#### [Work required]
Pick out all lines with the word "Note" from the records that follow.
========================================
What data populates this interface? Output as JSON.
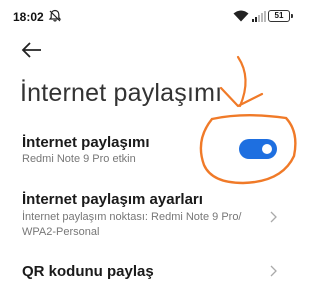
{
  "status_bar": {
    "time": "18:02",
    "battery": "51",
    "icons": [
      "dnd-icon",
      "wifi-icon",
      "signal-icon",
      "battery-icon"
    ]
  },
  "header": {
    "back_icon": "back-arrow-icon",
    "title": "İnternet paylaşımı"
  },
  "rows": {
    "hotspot": {
      "title": "İnternet paylaşımı",
      "subtitle": "Redmi Note 9 Pro etkin",
      "toggle_on": true
    },
    "settings": {
      "title": "İnternet paylaşım ayarları",
      "subtitle": "İnternet paylaşım noktası: Redmi Note 9 Pro/ WPA2-Personal"
    },
    "qr": {
      "title": "QR kodunu paylaş"
    }
  },
  "colors": {
    "toggle_on": "#1e6fe0",
    "annotation": "#f07a28"
  }
}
========================================
#### [Exercise output]
      "subtitle": "Redmi Note 9 Pro etkin",
      "subtitle": "İnternet paylaşım noktası: Redmi Note 9 Pro/ WPA2-Personal"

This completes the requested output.